(Extracted records)
__________________________________________________
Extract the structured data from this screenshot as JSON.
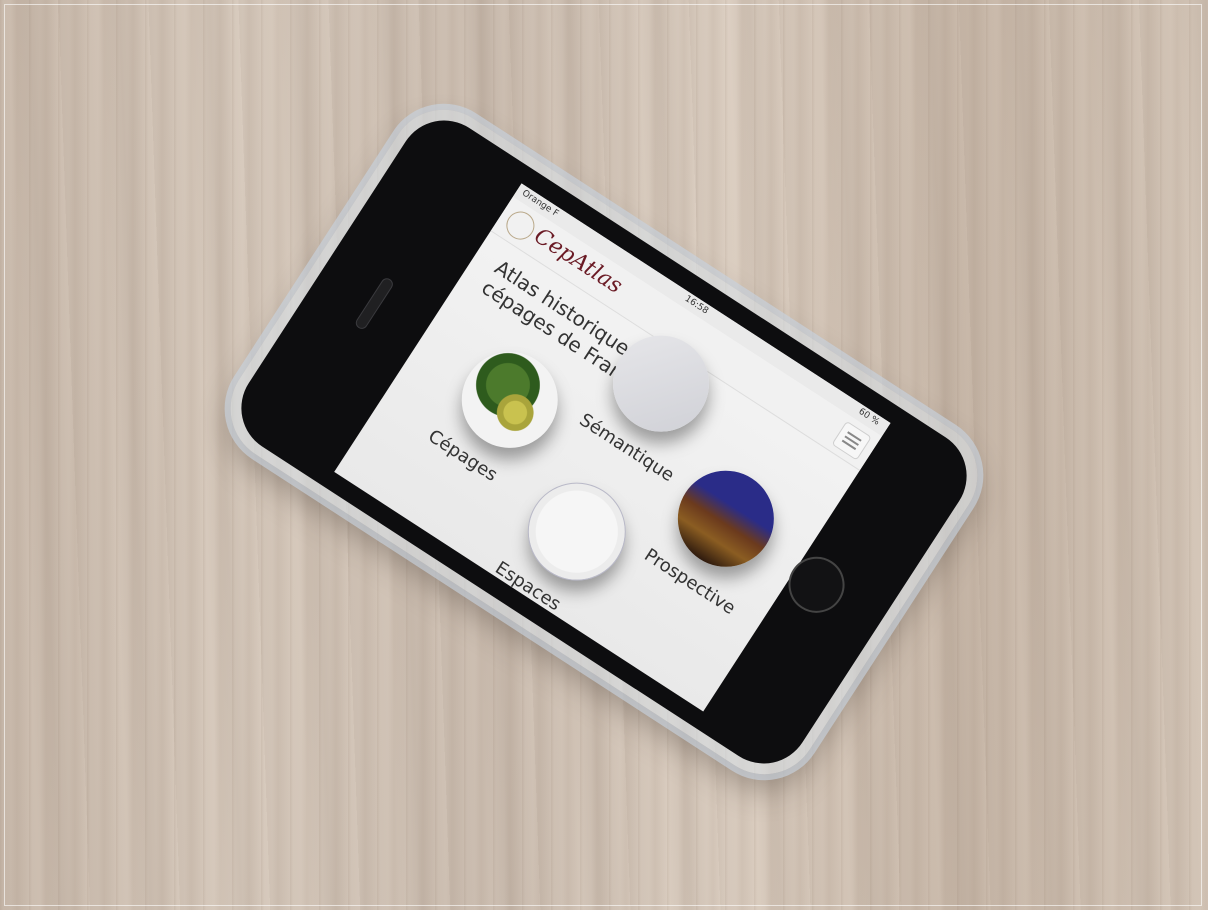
{
  "status_bar": {
    "carrier": "Orange F",
    "time": "16:58",
    "battery": "60 %"
  },
  "header": {
    "logo": "CepAtlas",
    "menu_icon": "hamburger-menu-icon"
  },
  "page": {
    "title": "Atlas historique des cépages de France"
  },
  "tiles": [
    {
      "label": "Cépages"
    },
    {
      "label": "Sémantique"
    },
    {
      "label": "Espaces"
    },
    {
      "label": "Prospective"
    }
  ]
}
__________________________________________________
• [GIVEN REQUEST] From the listing above, print every entry precisely and drop the pictures.

• [THE RESPONSE]
Extract the structured data from this screenshot as JSON.
{
  "status_bar": {
    "carrier": "Orange F",
    "time": "16:58",
    "battery": "60 %"
  },
  "header": {
    "logo": "CepAtlas",
    "menu_icon": "hamburger-menu-icon"
  },
  "page": {
    "title": "Atlas historique des cépages de France"
  },
  "tiles": [
    {
      "label": "Cépages"
    },
    {
      "label": "Sémantique"
    },
    {
      "label": "Espaces"
    },
    {
      "label": "Prospective"
    }
  ]
}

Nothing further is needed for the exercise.